=== SUPPLIED MATERIAL ===
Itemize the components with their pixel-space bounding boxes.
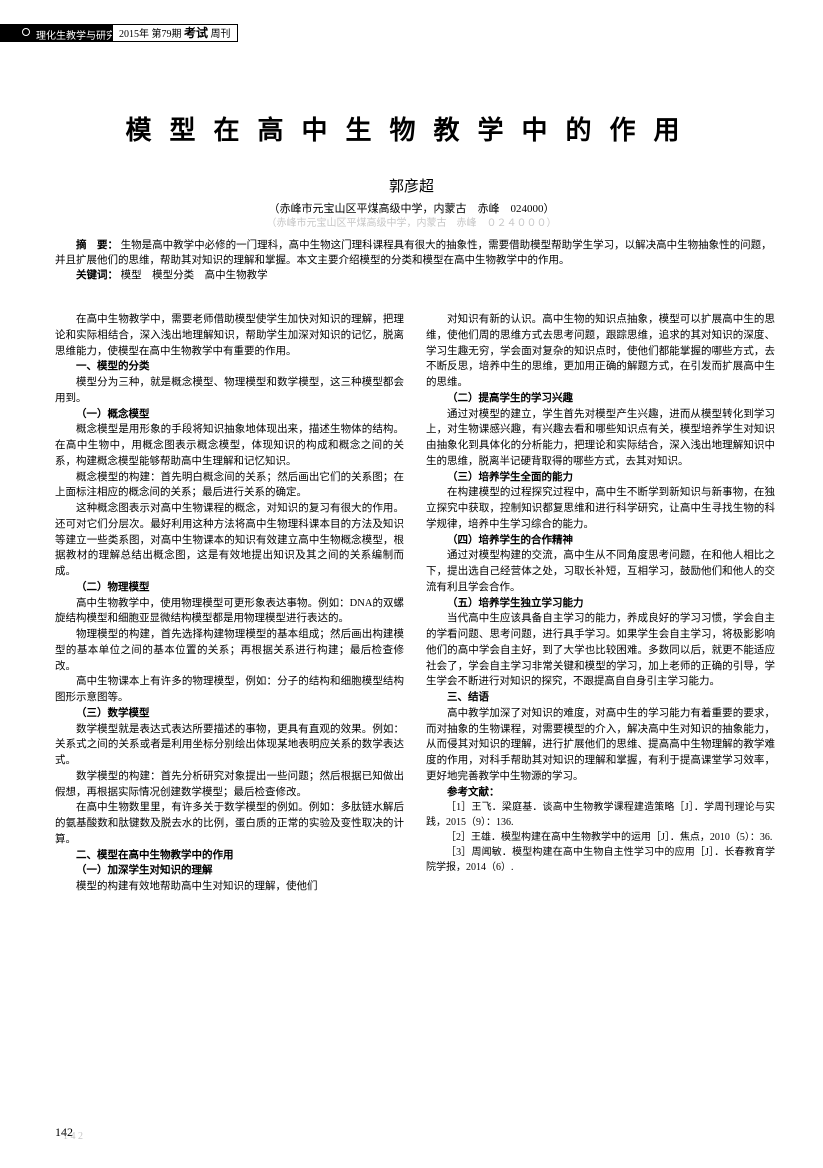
reference-item: ［2］王雄．模型构建在高中生物教学中的运用［J］．焦点，2010（5）：36.	[426, 830, 775, 845]
abstract-text: 生物是高中教学中必修的一门理科，高中生物这门理科课程具有很大的抽象性，需要借助模…	[55, 240, 772, 266]
section-heading: （三）数学模型	[55, 706, 404, 722]
body-paragraph: 这种概念图表示对高中生物课程的概念，对知识的复习有很大的作用。还可对它们分层次。…	[55, 501, 404, 580]
section-heading: 一、模型的分类	[55, 359, 404, 375]
body-paragraph: 数学模型的构建：首先分析研究对象提出一些问题；然后根据已知做出假想，再根据实际情…	[55, 769, 404, 801]
header-circle-icon	[22, 28, 30, 36]
section-heading: （四）培养学生的合作精神	[426, 533, 775, 549]
body-paragraph: 当代高中生应该具备自主学习的能力，养成良好的学习习惯，学会自主的学看问题、思考问…	[426, 611, 775, 690]
left-column: 在高中生物教学中，需要老师借助模型使学生加快对知识的理解，把理论和实际相结合，深…	[55, 312, 404, 895]
header-year-issue: 2015年 第79期	[119, 29, 182, 40]
body-paragraph: 在高中生物教学中，需要老师借助模型使学生加快对知识的理解，把理论和实际相结合，深…	[55, 312, 404, 359]
header-journal-rest: 周刊	[211, 29, 231, 40]
article-title: 模型在高中生物教学中的作用	[0, 110, 823, 147]
abstract-label: 摘 要：	[76, 239, 118, 251]
body-paragraph: 通过对模型的建立，学生首先对模型产生兴趣，进而从模型转化到学习上，对生物课感兴趣…	[426, 407, 775, 470]
article-affiliation-ghost: （赤峰市元宝山区平煤高级中学，内蒙古 赤峰 ０２４０００）	[0, 214, 823, 229]
section-heading: （一）概念模型	[55, 407, 404, 423]
body-paragraph: 通过对模型构建的交流，高中生从不同角度思考问题，在和他人相比之下，提出选自己经营…	[426, 548, 775, 595]
section-heading: （二）提高学生的学习兴趣	[426, 391, 775, 407]
section-heading: 二、模型在高中生物教学中的作用	[55, 848, 404, 864]
header-section-label: 理化生教学与研究	[36, 27, 116, 42]
body-paragraph: 在构建模型的过程探究过程中，高中生不断学到新知识与新事物，在独立探究中获取，控制…	[426, 485, 775, 532]
keywords-paragraph: 关键词： 模型 模型分类 高中生物教学	[55, 268, 775, 283]
abstract-block: 摘 要： 生物是高中教学中必修的一门理科，高中生物这门理科课程具有很大的抽象性，…	[55, 238, 775, 284]
body-paragraph: 物理模型的构建，首先选择构建物理模型的基本组成；然后画出构建模型的基本单位之间的…	[55, 627, 404, 674]
section-heading: （三）培养学生全面的能力	[426, 470, 775, 486]
section-heading: （一）加深学生对知识的理解	[55, 863, 404, 879]
body-paragraph: 概念模型是用形象的手段将知识抽象地体现出来，描述生物体的结构。在高中生物中，用概…	[55, 422, 404, 469]
section-heading: 三、结语	[426, 690, 775, 706]
keywords-label: 关键词：	[76, 269, 118, 281]
reference-item: ［1］王飞．梁庭基．谈高中生物教学课程建造策略［J］．学周刊理论与实践，2015…	[426, 800, 775, 830]
article-author: 郭彦超	[0, 175, 823, 196]
body-paragraph: 在高中生物数里里，有许多关于数学模型的例如。例如：多肽链水解后的氨基酸数和肽键数…	[55, 800, 404, 847]
body-paragraph: 概念模型的构建：首先明白概念间的关系；然后画出它们的关系图；在上面标注相应的概念…	[55, 470, 404, 502]
references-heading: 参考文献：	[426, 785, 775, 801]
page-number: 142	[55, 1125, 73, 1140]
abstract-paragraph: 摘 要： 生物是高中教学中必修的一门理科，高中生物这门理科课程具有很大的抽象性，…	[55, 238, 775, 268]
header-journal-bold: 考试	[184, 26, 208, 40]
section-heading: （二）物理模型	[55, 580, 404, 596]
section-heading: （五）培养学生独立学习能力	[426, 596, 775, 612]
body-paragraph: 数学模型就是表达式表达所要描述的事物，更具有直观的效果。例如：关系式之间的关系或…	[55, 722, 404, 769]
header-issue-box: 2015年 第79期 考试 周刊	[112, 24, 238, 42]
body-paragraph: 高中生物教学中，使用物理模型可更形象表达事物。例如：DNA的双螺旋结构模型和细胞…	[55, 596, 404, 628]
body-paragraph: 模型分为三种，就是概念模型、物理模型和数学模型，这三种模型都会用到。	[55, 375, 404, 407]
right-column: 对知识有新的认识。高中生物的知识点抽象，模型可以扩展高中生的思维，使他们周的思维…	[426, 312, 775, 895]
body-paragraph: 高中教学加深了对知识的难度，对高中生的学习能力有着重要的要求，而对抽象的生物课程…	[426, 706, 775, 785]
body-columns: 在高中生物教学中，需要老师借助模型使学生加快对知识的理解，把理论和实际相结合，深…	[55, 312, 775, 895]
article-affiliation: （赤峰市元宝山区平煤高级中学，内蒙古 赤峰 024000）	[0, 200, 823, 216]
journal-header: 理化生教学与研究 2015年 第79期 考试 周刊	[0, 24, 823, 44]
body-paragraph: 高中生物课本上有许多的物理模型，例如：分子的结构和细胞模型结构图形示意图等。	[55, 674, 404, 706]
reference-item: ［3］周闻敏．模型构建在高中生物自主性学习中的应用［J］．长春教育学院学报，20…	[426, 845, 775, 875]
body-paragraph: 模型的构建有效地帮助高中生对知识的理解，使他们	[55, 879, 404, 895]
keywords-text: 模型 模型分类 高中生物教学	[121, 270, 268, 281]
body-paragraph: 对知识有新的认识。高中生物的知识点抽象，模型可以扩展高中生的思维，使他们周的思维…	[426, 312, 775, 391]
===
= TASK DETAILS =
Put every line of the records above into a numbered list, leaving out any blank lines. Omit the pictures from your answer.

= THE REPLY =
1. Itemize the components with their pixel-space bounding boxes.
2. reference-item: ［2］王雄．模型构建在高中生物教学中的运用［J］．焦点，2010（5）：36.	[426, 830, 775, 845]
3. abstract-text: 生物是高中教学中必修的一门理科，高中生物这门理科课程具有很大的抽象性，需要借助模…	[55, 240, 772, 266]
4. section-heading: （三）数学模型	[55, 706, 404, 722]
5. body-paragraph: 这种概念图表示对高中生物课程的概念，对知识的复习有很大的作用。还可对它们分层次。…	[55, 501, 404, 580]
6. section-heading: 一、模型的分类	[55, 359, 404, 375]
7. body-paragraph: 数学模型的构建：首先分析研究对象提出一些问题；然后根据已知做出假想，再根据实际情…	[55, 769, 404, 801]
8. header-circle-icon	[22, 28, 30, 36]
9. section-heading: （四）培养学生的合作精神	[426, 533, 775, 549]
10. body-paragraph: 当代高中生应该具备自主学习的能力，养成良好的学习习惯，学会自主的学看问题、思考问…	[426, 611, 775, 690]
11. left-column: 在高中生物教学中，需要老师借助模型使学生加快对知识的理解，把理论和实际相结合，深…	[55, 312, 404, 895]
12. header-year-issue: 2015年 第79期	[119, 29, 182, 40]
13. body-paragraph: 在高中生物教学中，需要老师借助模型使学生加快对知识的理解，把理论和实际相结合，深…	[55, 312, 404, 359]
14. header-journal-rest: 周刊	[211, 29, 231, 40]
15. article-title: 模型在高中生物教学中的作用	[0, 110, 823, 147]
16. abstract-label: 摘 要：	[76, 239, 118, 251]
17. body-paragraph: 通过对模型的建立，学生首先对模型产生兴趣，进而从模型转化到学习上，对生物课感兴趣…	[426, 407, 775, 470]
18. article-affiliation-ghost: （赤峰市元宝山区平煤高级中学，内蒙古 赤峰 ０２４０００）	[0, 214, 823, 229]
19. section-heading: （一）概念模型	[55, 407, 404, 423]
20. body-paragraph: 通过对模型构建的交流，高中生从不同角度思考问题，在和他人相比之下，提出选自己经营…	[426, 548, 775, 595]
21. section-heading: （二）提高学生的学习兴趣	[426, 391, 775, 407]
22. section-heading: 二、模型在高中生物教学中的作用	[55, 848, 404, 864]
23. header-section-label: 理化生教学与研究	[36, 27, 116, 42]
24. body-paragraph: 在构建模型的过程探究过程中，高中生不断学到新知识与新事物，在独立探究中获取，控制…	[426, 485, 775, 532]
25. keywords-paragraph: 关键词： 模型 模型分类 高中生物教学	[55, 268, 775, 283]
26. abstract-block: 摘 要： 生物是高中教学中必修的一门理科，高中生物这门理科课程具有很大的抽象性，…	[55, 238, 775, 284]
27. body-paragraph: 物理模型的构建，首先选择构建物理模型的基本组成；然后画出构建模型的基本单位之间的…	[55, 627, 404, 674]
28. section-heading: （三）培养学生全面的能力	[426, 470, 775, 486]
29. section-heading: （一）加深学生对知识的理解	[55, 863, 404, 879]
30. body-paragraph: 概念模型是用形象的手段将知识抽象地体现出来，描述生物体的结构。在高中生物中，用概…	[55, 422, 404, 469]
31. section-heading: 三、结语	[426, 690, 775, 706]
32. keywords-label: 关键词：	[76, 269, 118, 281]
33. reference-item: ［1］王飞．梁庭基．谈高中生物教学课程建造策略［J］．学周刊理论与实践，2015…	[426, 800, 775, 830]
34. article-author: 郭彦超	[0, 175, 823, 196]
35. body-paragraph: 在高中生物数里里，有许多关于数学模型的例如。例如：多肽链水解后的氨基酸数和肽键数…	[55, 800, 404, 847]
36. body-paragraph: 概念模型的构建：首先明白概念间的关系；然后画出它们的关系图；在上面标注相应的概念…	[55, 470, 404, 502]
37. references-heading: 参考文献：	[426, 785, 775, 801]
38. page-number: 142	[55, 1125, 73, 1140]
39. abstract-paragraph: 摘 要： 生物是高中教学中必修的一门理科，高中生物这门理科课程具有很大的抽象性，…	[55, 238, 775, 268]
40. header-journal-bold: 考试	[184, 26, 208, 40]
41. section-heading: （二）物理模型	[55, 580, 404, 596]
42. section-heading: （五）培养学生独立学习能力	[426, 596, 775, 612]
43. body-paragraph: 数学模型就是表达式表达所要描述的事物，更具有直观的效果。例如：关系式之间的关系或…	[55, 722, 404, 769]
44. header-issue-box: 2015年 第79期 考试 周刊	[112, 24, 238, 42]
45. body-paragraph: 高中生物教学中，使用物理模型可更形象表达事物。例如：DNA的双螺旋结构模型和细胞…	[55, 596, 404, 628]
46. body-paragraph: 模型分为三种，就是概念模型、物理模型和数学模型，这三种模型都会用到。	[55, 375, 404, 407]
47. right-column: 对知识有新的认识。高中生物的知识点抽象，模型可以扩展高中生的思维，使他们周的思维…	[426, 312, 775, 895]
48. body-paragraph: 高中教学加深了对知识的难度，对高中生的学习能力有着重要的要求，而对抽象的生物课程…	[426, 706, 775, 785]
49. body-columns: 在高中生物教学中，需要老师借助模型使学生加快对知识的理解，把理论和实际相结合，深…	[55, 312, 775, 895]
50. article-affiliation: （赤峰市元宝山区平煤高级中学，内蒙古 赤峰 024000）	[0, 200, 823, 216]
51. journal-header: 理化生教学与研究 2015年 第79期 考试 周刊	[0, 24, 823, 44]
52. body-paragraph: 高中生物课本上有许多的物理模型，例如：分子的结构和细胞模型结构图形示意图等。	[55, 674, 404, 706]
53. reference-item: ［3］周闻敏．模型构建在高中生物自主性学习中的应用［J］．长春教育学院学报，20…	[426, 845, 775, 875]
54. body-paragraph: 模型的构建有效地帮助高中生对知识的理解，使他们	[55, 879, 404, 895]
55. keywords-text: 模型 模型分类 高中生物教学	[121, 270, 268, 281]
56. body-paragraph: 对知识有新的认识。高中生物的知识点抽象，模型可以扩展高中生的思维，使他们周的思维…	[426, 312, 775, 391]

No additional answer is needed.